[Figure contents as structured data]

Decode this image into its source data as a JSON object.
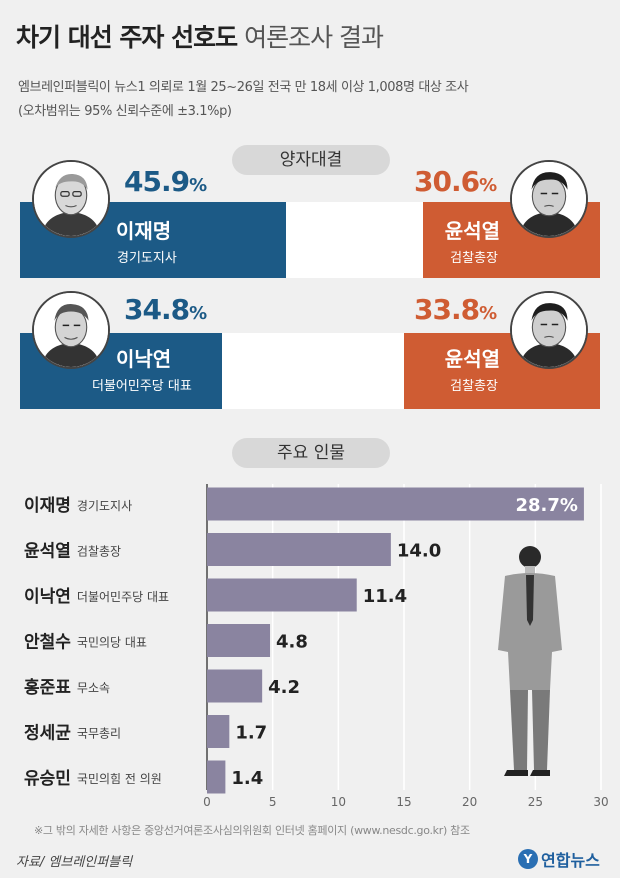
{
  "title": {
    "bold": "차기 대선 주자 선호도",
    "light": "여론조사 결과"
  },
  "subtitle_lines": [
    "엠브레인퍼블릭이 뉴스1 의뢰로 1월 25~26일 전국 만 18세 이상 1,008명 대상 조사",
    "(오차범위는 95% 신뢰수준에 ±3.1%p)"
  ],
  "section_headers": {
    "matchup": "양자대결",
    "figures": "주요 인물"
  },
  "matchups": [
    {
      "left": {
        "name": "이재명",
        "role": "경기도지사",
        "value": 45.9,
        "value_text": "45.9"
      },
      "right": {
        "name": "윤석열",
        "role": "검찰총장",
        "value": 30.6,
        "value_text": "30.6"
      }
    },
    {
      "left": {
        "name": "이낙연",
        "role": "더불어민주당 대표",
        "value": 34.8,
        "value_text": "34.8"
      },
      "right": {
        "name": "윤석열",
        "role": "검찰총장",
        "value": 33.8,
        "value_text": "33.8"
      }
    }
  ],
  "percent_sign": "%",
  "colors": {
    "left_bar": "#1c5a86",
    "right_bar": "#cf5c33",
    "figure_bar": "#8a84a0",
    "grid": "#ffffff"
  },
  "chart_data": {
    "type": "bar",
    "orientation": "horizontal",
    "categories": [
      "이재명",
      "윤석열",
      "이낙연",
      "안철수",
      "홍준표",
      "정세균",
      "유승민"
    ],
    "roles": [
      "경기도지사",
      "검찰총장",
      "더불어민주당 대표",
      "국민의당 대표",
      "무소속",
      "국무총리",
      "국민의힘 전 의원"
    ],
    "values": [
      28.7,
      14.0,
      11.4,
      4.8,
      4.2,
      1.7,
      1.4
    ],
    "value_labels": [
      "28.7%",
      "14.0",
      "11.4",
      "4.8",
      "4.2",
      "1.7",
      "1.4"
    ],
    "xlim": [
      0,
      30
    ],
    "xticks": [
      0,
      5,
      10,
      15,
      20,
      25,
      30
    ],
    "grid": true
  },
  "footnote": "※그 밖의 자세한 사항은 중앙선거여론조사심의위원회 인터넷 홈페이지 (www.nesdc.go.kr) 참조",
  "source": "자료/ 엠브레인퍼블릭",
  "logo": {
    "mark": "Y",
    "text": "연합뉴스"
  }
}
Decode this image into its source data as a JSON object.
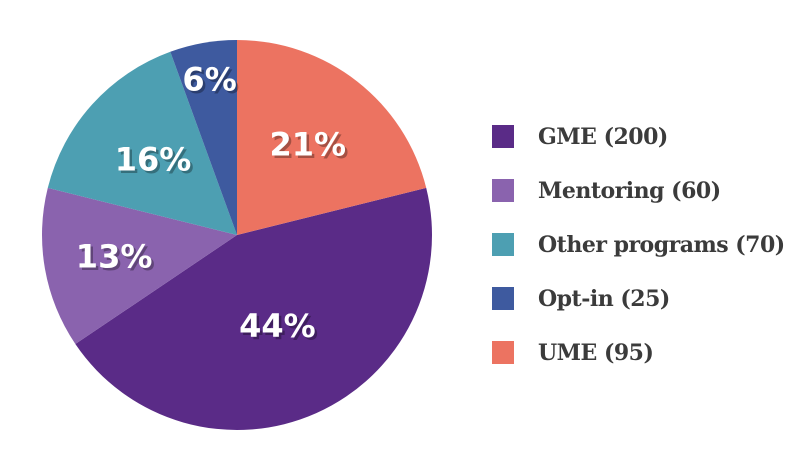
{
  "chart_data": {
    "type": "pie",
    "title": "",
    "legend_position": "right",
    "direction": "clockwise",
    "start_angle_deg": 76,
    "total": 450,
    "pct_label_color": "#ffffff",
    "background_color": "#ffffff",
    "legend_text_color": "#3b3b3b",
    "slices": [
      {
        "label": "GME (200)",
        "name": "gme",
        "value": 200,
        "pct": 44,
        "pct_label": "44%",
        "color": "#5a2b87",
        "label_r": 0.51
      },
      {
        "label": "Mentoring (60)",
        "name": "mentoring",
        "value": 60,
        "pct": 13,
        "pct_label": "13%",
        "color": "#8a63ae",
        "label_r": 0.64
      },
      {
        "label": "Other programs (70)",
        "name": "other-programs",
        "value": 70,
        "pct": 16,
        "pct_label": "16%",
        "color": "#4d9fb2",
        "label_r": 0.58
      },
      {
        "label": "Opt-in (25)",
        "name": "opt-in",
        "value": 25,
        "pct": 6,
        "pct_label": "6%",
        "color": "#3e5a9f",
        "label_r": 0.81
      },
      {
        "label": "UME (95)",
        "name": "ume",
        "value": 95,
        "pct": 21,
        "pct_label": "21%",
        "color": "#ec7361",
        "label_r": 0.59
      }
    ]
  }
}
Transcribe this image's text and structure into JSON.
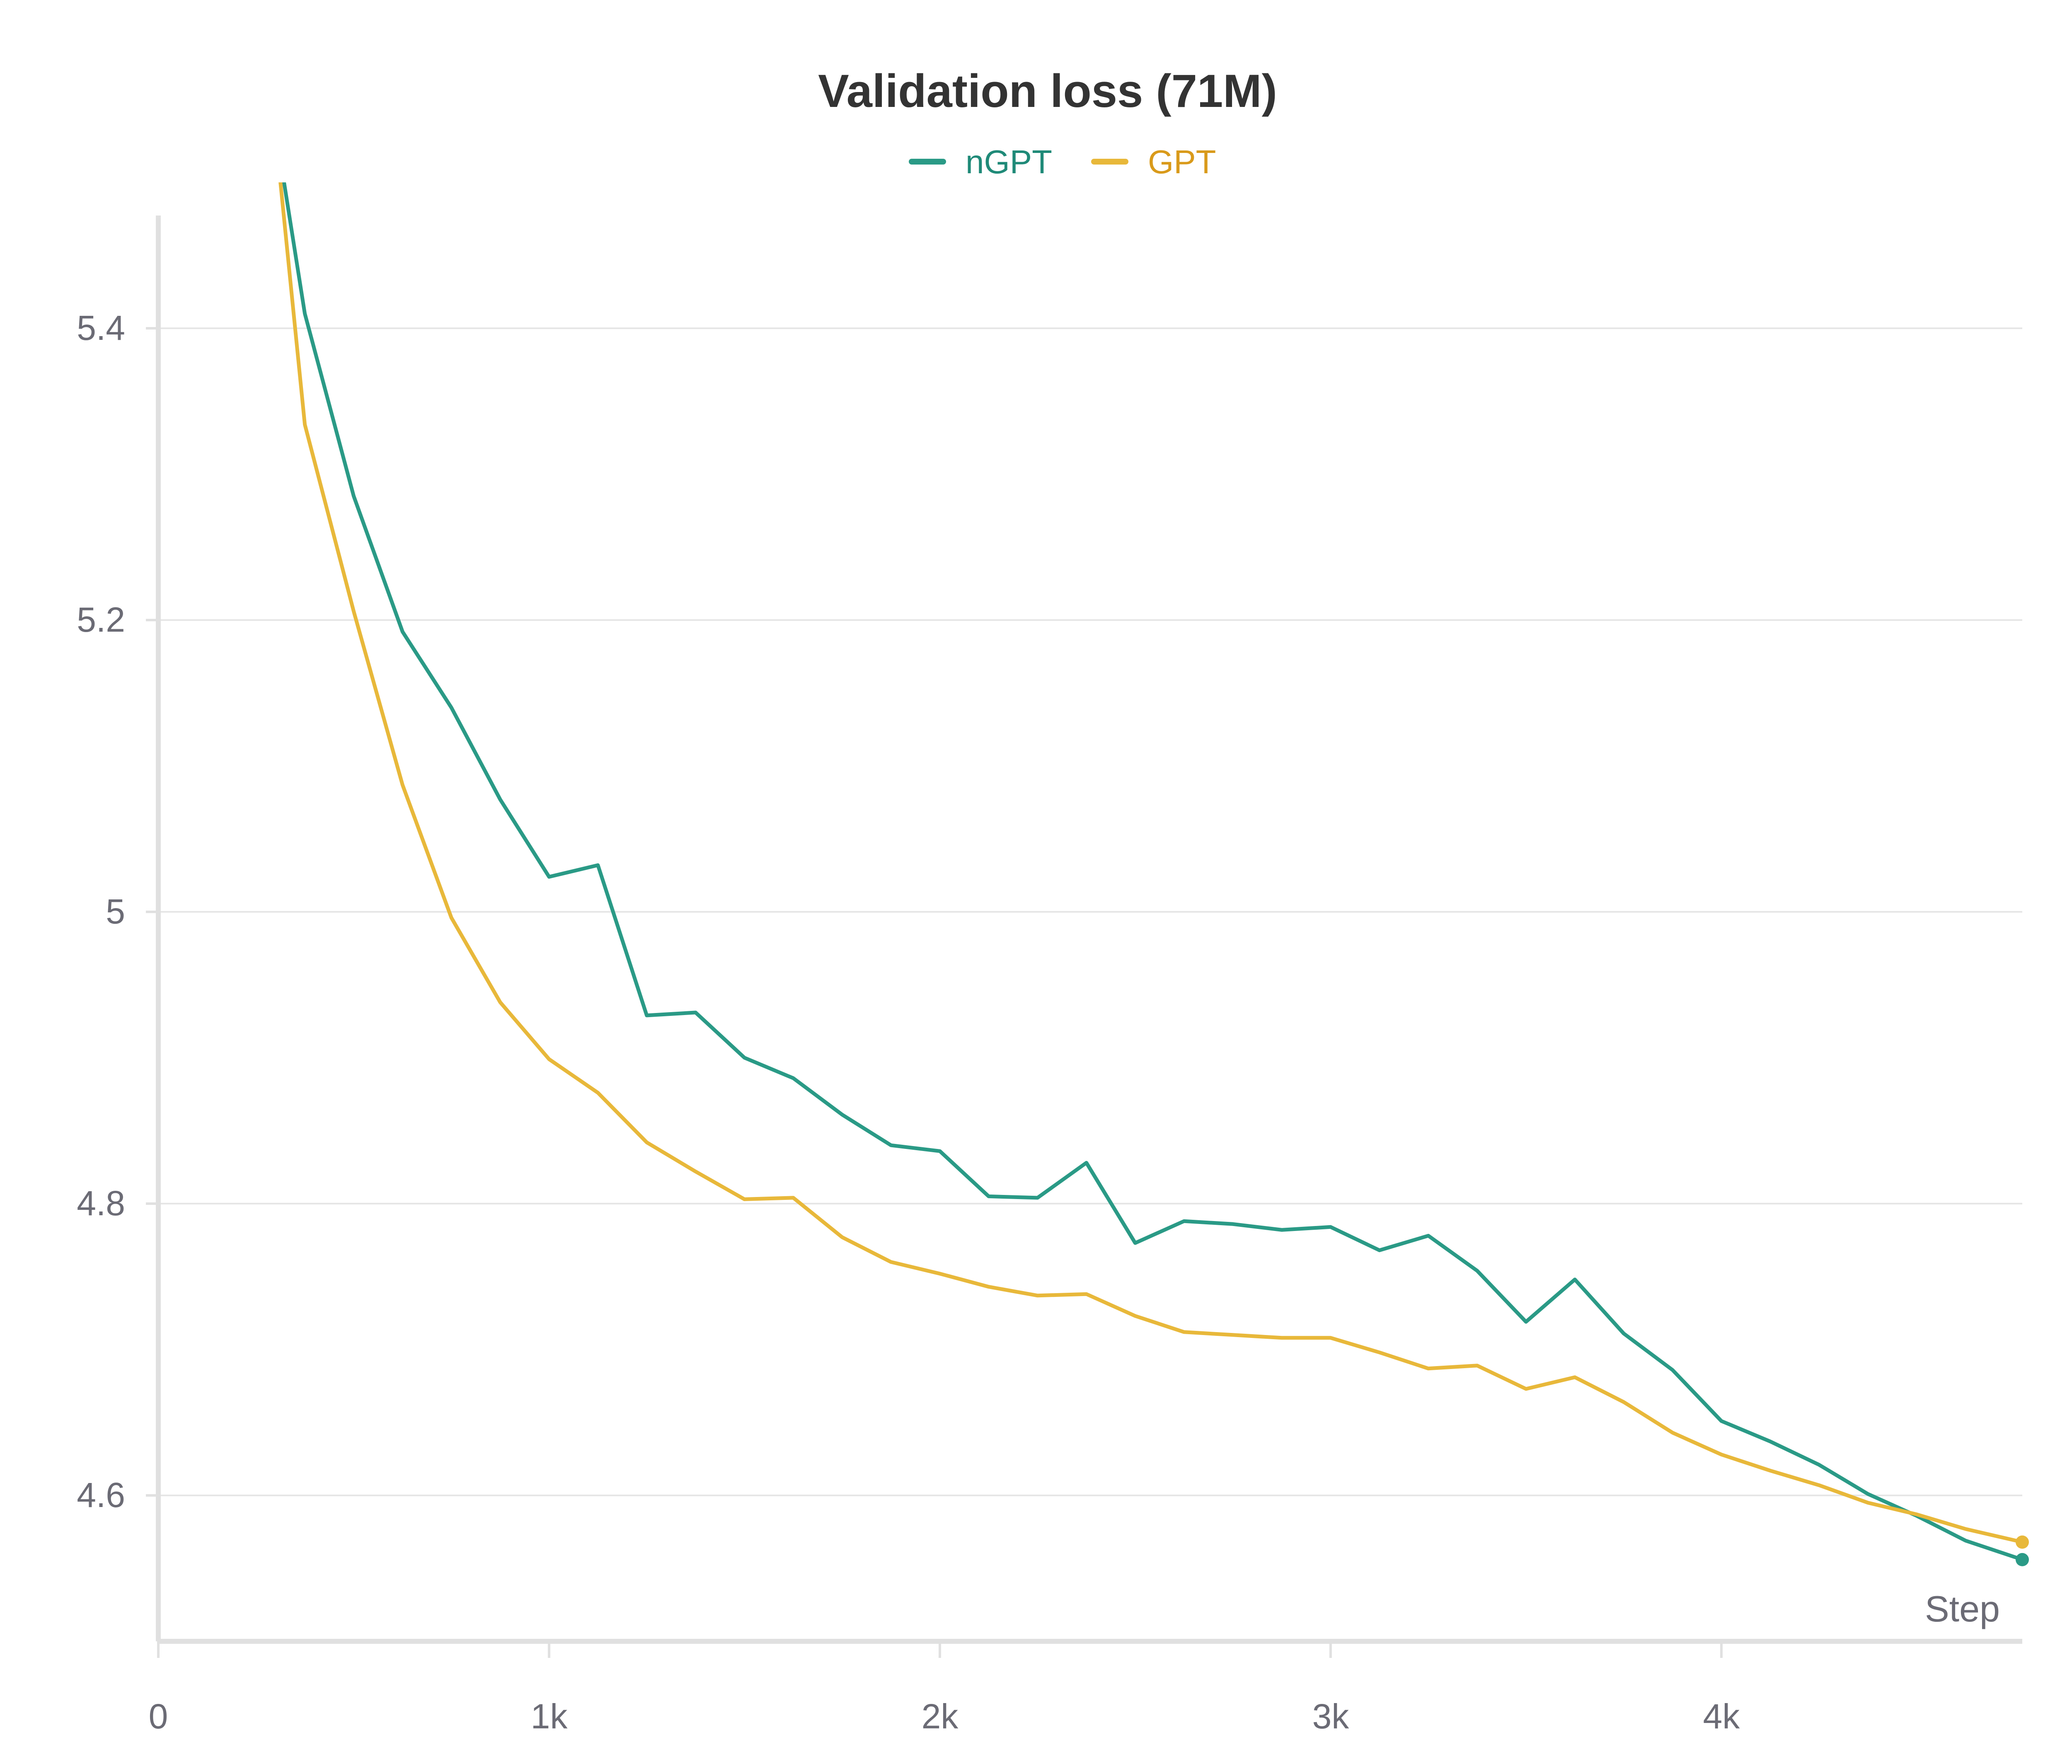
{
  "chart_data": {
    "type": "line",
    "title": "Validation loss (71M)",
    "xlabel": "Step",
    "ylabel": "",
    "xlim": [
      0,
      4770
    ],
    "ylim": [
      4.5,
      5.5
    ],
    "x_ticks": [
      {
        "value": 0,
        "label": "0"
      },
      {
        "value": 1000,
        "label": "1k"
      },
      {
        "value": 2000,
        "label": "2k"
      },
      {
        "value": 3000,
        "label": "3k"
      },
      {
        "value": 4000,
        "label": "4k"
      }
    ],
    "y_ticks": [
      {
        "value": 4.6,
        "label": "4.6"
      },
      {
        "value": 4.8,
        "label": "4.8"
      },
      {
        "value": 5.0,
        "label": "5"
      },
      {
        "value": 5.2,
        "label": "5.2"
      },
      {
        "value": 5.4,
        "label": "5.4"
      }
    ],
    "grid": true,
    "legend_position": "top-center",
    "series": [
      {
        "name": "nGPT",
        "color": "#2a9a86",
        "points": [
          [
            310,
            5.52
          ],
          [
            375,
            5.41
          ],
          [
            500,
            5.285
          ],
          [
            625,
            5.192
          ],
          [
            750,
            5.14
          ],
          [
            875,
            5.077
          ],
          [
            1000,
            5.024
          ],
          [
            1125,
            5.032
          ],
          [
            1250,
            4.929
          ],
          [
            1375,
            4.931
          ],
          [
            1500,
            4.9
          ],
          [
            1625,
            4.886
          ],
          [
            1750,
            4.861
          ],
          [
            1875,
            4.84
          ],
          [
            2000,
            4.836
          ],
          [
            2125,
            4.805
          ],
          [
            2250,
            4.804
          ],
          [
            2375,
            4.828
          ],
          [
            2500,
            4.773
          ],
          [
            2625,
            4.788
          ],
          [
            2750,
            4.786
          ],
          [
            2875,
            4.782
          ],
          [
            3000,
            4.784
          ],
          [
            3125,
            4.768
          ],
          [
            3250,
            4.778
          ],
          [
            3375,
            4.754
          ],
          [
            3500,
            4.719
          ],
          [
            3625,
            4.748
          ],
          [
            3750,
            4.711
          ],
          [
            3875,
            4.686
          ],
          [
            4000,
            4.651
          ],
          [
            4125,
            4.637
          ],
          [
            4250,
            4.621
          ],
          [
            4375,
            4.601
          ],
          [
            4500,
            4.586
          ],
          [
            4625,
            4.569
          ],
          [
            4770,
            4.556
          ]
        ]
      },
      {
        "name": "GPT",
        "color": "#e8b83a",
        "points": [
          [
            305,
            5.52
          ],
          [
            375,
            5.334
          ],
          [
            500,
            5.206
          ],
          [
            625,
            5.087
          ],
          [
            750,
            4.996
          ],
          [
            875,
            4.938
          ],
          [
            1000,
            4.899
          ],
          [
            1125,
            4.876
          ],
          [
            1250,
            4.842
          ],
          [
            1375,
            4.822
          ],
          [
            1500,
            4.803
          ],
          [
            1625,
            4.804
          ],
          [
            1750,
            4.777
          ],
          [
            1875,
            4.76
          ],
          [
            2000,
            4.752
          ],
          [
            2125,
            4.743
          ],
          [
            2250,
            4.737
          ],
          [
            2375,
            4.738
          ],
          [
            2500,
            4.723
          ],
          [
            2625,
            4.712
          ],
          [
            2750,
            4.71
          ],
          [
            2875,
            4.708
          ],
          [
            3000,
            4.708
          ],
          [
            3125,
            4.698
          ],
          [
            3250,
            4.687
          ],
          [
            3375,
            4.689
          ],
          [
            3500,
            4.673
          ],
          [
            3625,
            4.681
          ],
          [
            3750,
            4.664
          ],
          [
            3875,
            4.643
          ],
          [
            4000,
            4.628
          ],
          [
            4125,
            4.617
          ],
          [
            4250,
            4.607
          ],
          [
            4375,
            4.595
          ],
          [
            4500,
            4.587
          ],
          [
            4625,
            4.577
          ],
          [
            4770,
            4.568
          ]
        ]
      }
    ]
  }
}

* TASK OBJECTIVE
Pull out every line above that holds the word "programs".

* EXERCISE RESULT
        "label": "Other programs (70)",
        "name": "other-programs",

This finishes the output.